--- begin Page ---

In the embodiment shown, the slips 220 are biased in an unset position by spring 212, the force of which must be overcome to move the cap/slip combination downwards in relation to the conical shape 240. The slips are further held in the run-in position by set screws 245 temporarily connecting the slip members to the conical shape 240. The slip assembly 200 is flow-actuated by pumping fluid through the work string (20; FIG. 8) upon which the tool 100 is mounted and run into the well. Port 235 (there are typically several radially spaced around the mandrel) located in a wall of the mandrel 110 permits fluid communication between the work string (20; FIG. 8) and the two piston surfaces 205, 210, one associated with the slip members and one associated with that part of the assembly on which the conical shape 240 is formed. Fluid pressure separates the two pistons and in doing so, overcomes the bias of the spring 212, causing the set screws 245 to fail and moves the slips 220 to a set position as shown in FIGS. 5A-D. The slips are thereafter retained in the set position due to an upward force applied to the mandrel 110 from the surface which creates a wedge-like condition between the conical shape 240, slips 220, and the wellbore wall 101.

--- end Page ---
--- begin Information supplied ---

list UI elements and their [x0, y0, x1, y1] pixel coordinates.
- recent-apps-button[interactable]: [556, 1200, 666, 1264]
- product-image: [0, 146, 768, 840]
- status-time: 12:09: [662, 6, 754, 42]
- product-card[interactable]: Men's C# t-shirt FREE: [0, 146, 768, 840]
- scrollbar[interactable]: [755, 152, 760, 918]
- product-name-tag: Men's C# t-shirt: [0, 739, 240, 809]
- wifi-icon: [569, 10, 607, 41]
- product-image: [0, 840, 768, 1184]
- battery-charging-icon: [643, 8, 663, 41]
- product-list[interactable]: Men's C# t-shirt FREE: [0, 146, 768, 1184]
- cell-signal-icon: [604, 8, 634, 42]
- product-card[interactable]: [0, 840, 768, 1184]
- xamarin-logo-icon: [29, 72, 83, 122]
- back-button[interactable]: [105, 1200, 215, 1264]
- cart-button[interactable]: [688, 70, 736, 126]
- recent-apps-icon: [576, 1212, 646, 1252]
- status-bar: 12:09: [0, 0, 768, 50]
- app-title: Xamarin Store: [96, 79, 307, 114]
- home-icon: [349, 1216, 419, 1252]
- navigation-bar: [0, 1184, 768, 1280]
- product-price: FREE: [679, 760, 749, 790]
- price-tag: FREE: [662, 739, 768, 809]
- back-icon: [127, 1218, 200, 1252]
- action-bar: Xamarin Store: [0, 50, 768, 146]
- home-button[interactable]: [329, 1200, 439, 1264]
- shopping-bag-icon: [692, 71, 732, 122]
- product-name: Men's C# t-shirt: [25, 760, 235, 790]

--- end Information supplied ---

→ **Requirements**:
a) Do these statements agree with the slip assembly passage? Answer yes or no for each and quote the deciding words.
(i) Spring 212 biases the slips in an unset position.
(ii) The slip assembly is actuated by rotating the work string.
(iii) Fluid pressure causes the set screws 245 to fail.
b) Answer these questions from the slip assembly passage:
(i) What temporarily connects the slip members to the conical shape 240?
(ii) Where is port 235 located?
(iii) Which figures show the set position of the slips?
These entries have no connection to the slip assembly passage.

→ **Full solutions**:
a)
(i) Yes: "the slips 220 are biased in an unset position by spring 212"
(ii) No: "The slip assembly 200 is flow-actuated by pumping fluid through the work string"
(iii) Yes: "causing the set screws 245 to fail"

b)
(i) Set screws 245
(ii) In a wall of the mandrel 110
(iii) FIGS. 5A-D